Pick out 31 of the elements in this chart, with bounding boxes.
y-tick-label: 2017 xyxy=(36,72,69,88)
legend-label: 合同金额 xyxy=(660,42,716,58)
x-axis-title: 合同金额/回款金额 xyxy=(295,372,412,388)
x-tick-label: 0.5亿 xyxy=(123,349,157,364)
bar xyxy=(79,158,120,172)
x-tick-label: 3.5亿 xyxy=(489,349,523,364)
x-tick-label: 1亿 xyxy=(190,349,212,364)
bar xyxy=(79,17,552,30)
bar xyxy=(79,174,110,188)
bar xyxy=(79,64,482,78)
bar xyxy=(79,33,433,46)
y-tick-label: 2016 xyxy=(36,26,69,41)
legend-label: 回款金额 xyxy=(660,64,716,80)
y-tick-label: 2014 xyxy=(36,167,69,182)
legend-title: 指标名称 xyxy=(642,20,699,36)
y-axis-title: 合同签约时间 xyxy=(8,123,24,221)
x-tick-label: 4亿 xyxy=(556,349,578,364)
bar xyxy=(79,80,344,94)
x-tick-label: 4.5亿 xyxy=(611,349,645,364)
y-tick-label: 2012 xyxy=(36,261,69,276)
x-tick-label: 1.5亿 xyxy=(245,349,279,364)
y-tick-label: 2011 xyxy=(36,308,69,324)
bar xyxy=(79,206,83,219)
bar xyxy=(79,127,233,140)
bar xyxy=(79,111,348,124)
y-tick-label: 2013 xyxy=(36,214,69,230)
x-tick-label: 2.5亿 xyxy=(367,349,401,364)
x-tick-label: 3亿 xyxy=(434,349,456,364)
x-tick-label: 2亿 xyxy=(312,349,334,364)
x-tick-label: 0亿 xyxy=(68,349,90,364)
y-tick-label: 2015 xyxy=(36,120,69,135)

Set exercise: Can you rewrite every one of the records above so that "bar" is renamed "rectangle" wherever it occurs, leaving everything else untouched?

Written answer:
Pick out 31 of the elements in this chart, with bounding boxes.
y-tick-label: 2017 xyxy=(36,72,69,88)
legend-label: 合同金额 xyxy=(660,42,716,58)
x-axis-title: 合同金额/回款金额 xyxy=(295,372,412,388)
x-tick-label: 0.5亿 xyxy=(123,349,157,364)
rectangle xyxy=(79,158,120,172)
x-tick-label: 3.5亿 xyxy=(489,349,523,364)
x-tick-label: 1亿 xyxy=(190,349,212,364)
rectangle xyxy=(79,17,552,30)
rectangle xyxy=(79,174,110,188)
rectangle xyxy=(79,64,482,78)
rectangle xyxy=(79,33,433,46)
y-tick-label: 2016 xyxy=(36,26,69,41)
legend-label: 回款金额 xyxy=(660,64,716,80)
y-tick-label: 2014 xyxy=(36,167,69,182)
legend-title: 指标名称 xyxy=(642,20,699,36)
y-axis-title: 合同签约时间 xyxy=(8,123,24,221)
x-tick-label: 4亿 xyxy=(556,349,578,364)
rectangle xyxy=(79,80,344,94)
x-tick-label: 4.5亿 xyxy=(611,349,645,364)
y-tick-label: 2012 xyxy=(36,261,69,276)
x-tick-label: 1.5亿 xyxy=(245,349,279,364)
y-tick-label: 2011 xyxy=(36,308,69,324)
rectangle xyxy=(79,206,83,219)
rectangle xyxy=(79,127,233,140)
rectangle xyxy=(79,111,348,124)
y-tick-label: 2013 xyxy=(36,214,69,230)
x-tick-label: 2.5亿 xyxy=(367,349,401,364)
x-tick-label: 3亿 xyxy=(434,349,456,364)
x-tick-label: 2亿 xyxy=(312,349,334,364)
x-tick-label: 0亿 xyxy=(68,349,90,364)
y-tick-label: 2015 xyxy=(36,120,69,135)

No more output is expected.